**EXERCISE TASK**.
Collect every line in the records below that contains the word "Filme".

**RECORD SET**.
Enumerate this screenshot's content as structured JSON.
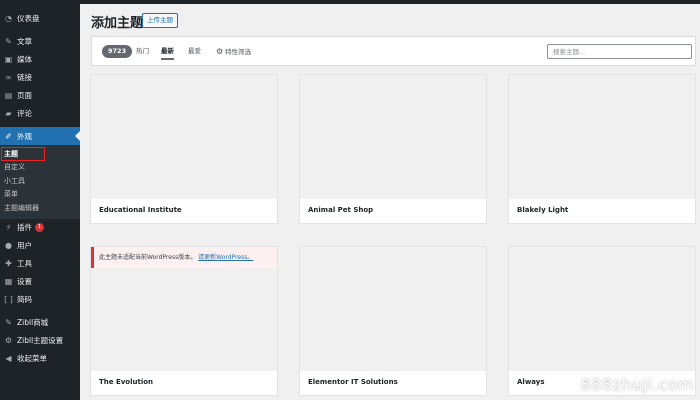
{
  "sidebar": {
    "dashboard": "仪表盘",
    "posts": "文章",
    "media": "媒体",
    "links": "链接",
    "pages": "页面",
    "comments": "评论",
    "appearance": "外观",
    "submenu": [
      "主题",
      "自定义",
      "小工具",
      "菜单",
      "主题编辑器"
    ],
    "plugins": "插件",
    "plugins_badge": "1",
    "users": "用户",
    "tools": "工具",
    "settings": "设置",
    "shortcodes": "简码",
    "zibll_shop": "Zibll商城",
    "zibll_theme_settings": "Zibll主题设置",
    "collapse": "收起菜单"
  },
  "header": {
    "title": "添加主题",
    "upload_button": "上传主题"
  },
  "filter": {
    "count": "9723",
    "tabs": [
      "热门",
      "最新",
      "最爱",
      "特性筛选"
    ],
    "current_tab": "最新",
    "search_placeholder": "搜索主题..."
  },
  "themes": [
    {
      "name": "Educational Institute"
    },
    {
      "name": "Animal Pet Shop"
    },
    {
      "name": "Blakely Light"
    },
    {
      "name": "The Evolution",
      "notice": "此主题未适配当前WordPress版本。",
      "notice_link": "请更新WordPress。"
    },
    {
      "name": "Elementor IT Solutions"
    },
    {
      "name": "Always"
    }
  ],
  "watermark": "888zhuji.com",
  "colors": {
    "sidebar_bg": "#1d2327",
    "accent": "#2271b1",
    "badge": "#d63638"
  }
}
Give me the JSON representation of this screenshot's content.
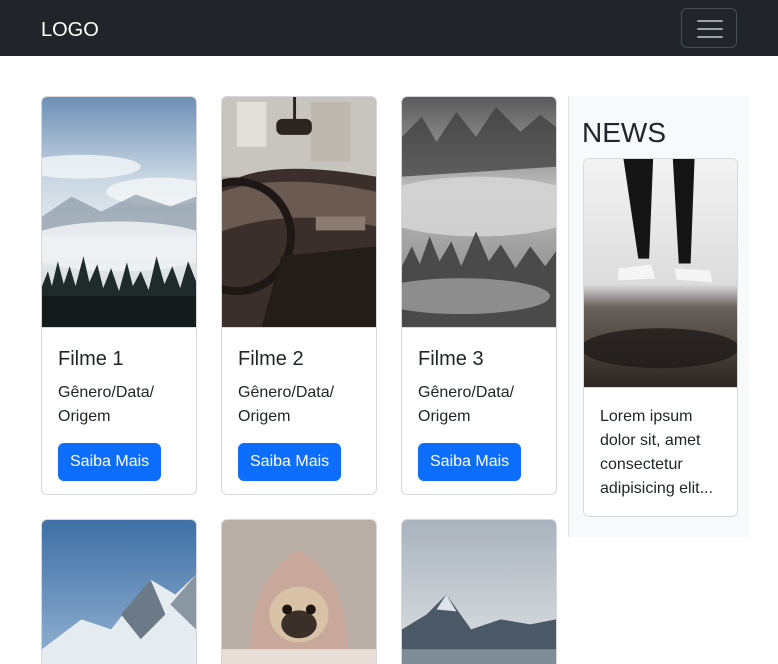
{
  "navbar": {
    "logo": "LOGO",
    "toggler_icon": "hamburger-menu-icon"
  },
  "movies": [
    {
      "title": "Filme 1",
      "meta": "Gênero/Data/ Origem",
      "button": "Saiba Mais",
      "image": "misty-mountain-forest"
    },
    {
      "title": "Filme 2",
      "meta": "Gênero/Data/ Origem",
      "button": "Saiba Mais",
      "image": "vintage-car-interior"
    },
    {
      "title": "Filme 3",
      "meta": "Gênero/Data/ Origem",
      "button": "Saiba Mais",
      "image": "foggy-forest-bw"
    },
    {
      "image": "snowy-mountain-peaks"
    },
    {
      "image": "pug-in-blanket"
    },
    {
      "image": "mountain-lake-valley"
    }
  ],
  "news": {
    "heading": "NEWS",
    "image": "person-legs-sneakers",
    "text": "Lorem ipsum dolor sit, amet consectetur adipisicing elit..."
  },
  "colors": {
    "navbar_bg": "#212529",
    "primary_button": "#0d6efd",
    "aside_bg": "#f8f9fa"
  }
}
--
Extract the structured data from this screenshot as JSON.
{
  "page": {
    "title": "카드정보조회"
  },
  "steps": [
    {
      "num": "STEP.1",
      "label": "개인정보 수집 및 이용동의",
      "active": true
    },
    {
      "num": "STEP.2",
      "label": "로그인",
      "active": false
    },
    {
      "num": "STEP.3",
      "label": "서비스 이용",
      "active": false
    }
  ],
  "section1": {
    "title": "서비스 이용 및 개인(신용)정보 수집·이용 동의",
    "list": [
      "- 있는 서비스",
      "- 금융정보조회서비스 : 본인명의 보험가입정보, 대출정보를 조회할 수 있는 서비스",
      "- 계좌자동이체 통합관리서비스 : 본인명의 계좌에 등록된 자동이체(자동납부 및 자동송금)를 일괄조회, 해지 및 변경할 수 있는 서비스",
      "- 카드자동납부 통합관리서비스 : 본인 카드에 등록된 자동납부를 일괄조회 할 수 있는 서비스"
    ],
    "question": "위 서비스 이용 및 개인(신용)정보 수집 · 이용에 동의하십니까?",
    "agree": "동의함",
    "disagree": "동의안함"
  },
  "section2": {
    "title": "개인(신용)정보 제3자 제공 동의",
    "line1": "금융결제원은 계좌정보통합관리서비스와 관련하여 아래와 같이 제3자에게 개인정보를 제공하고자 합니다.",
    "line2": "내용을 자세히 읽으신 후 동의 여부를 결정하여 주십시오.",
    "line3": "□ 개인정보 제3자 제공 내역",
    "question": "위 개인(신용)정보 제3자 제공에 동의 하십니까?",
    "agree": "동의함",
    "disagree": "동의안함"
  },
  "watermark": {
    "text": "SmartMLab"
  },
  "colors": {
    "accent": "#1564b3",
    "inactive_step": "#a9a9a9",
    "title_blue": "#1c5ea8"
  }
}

**RESULT FOR THIS TASK**.
      "title": "Filme 1",
      "title": "Filme 2",
      "title": "Filme 3",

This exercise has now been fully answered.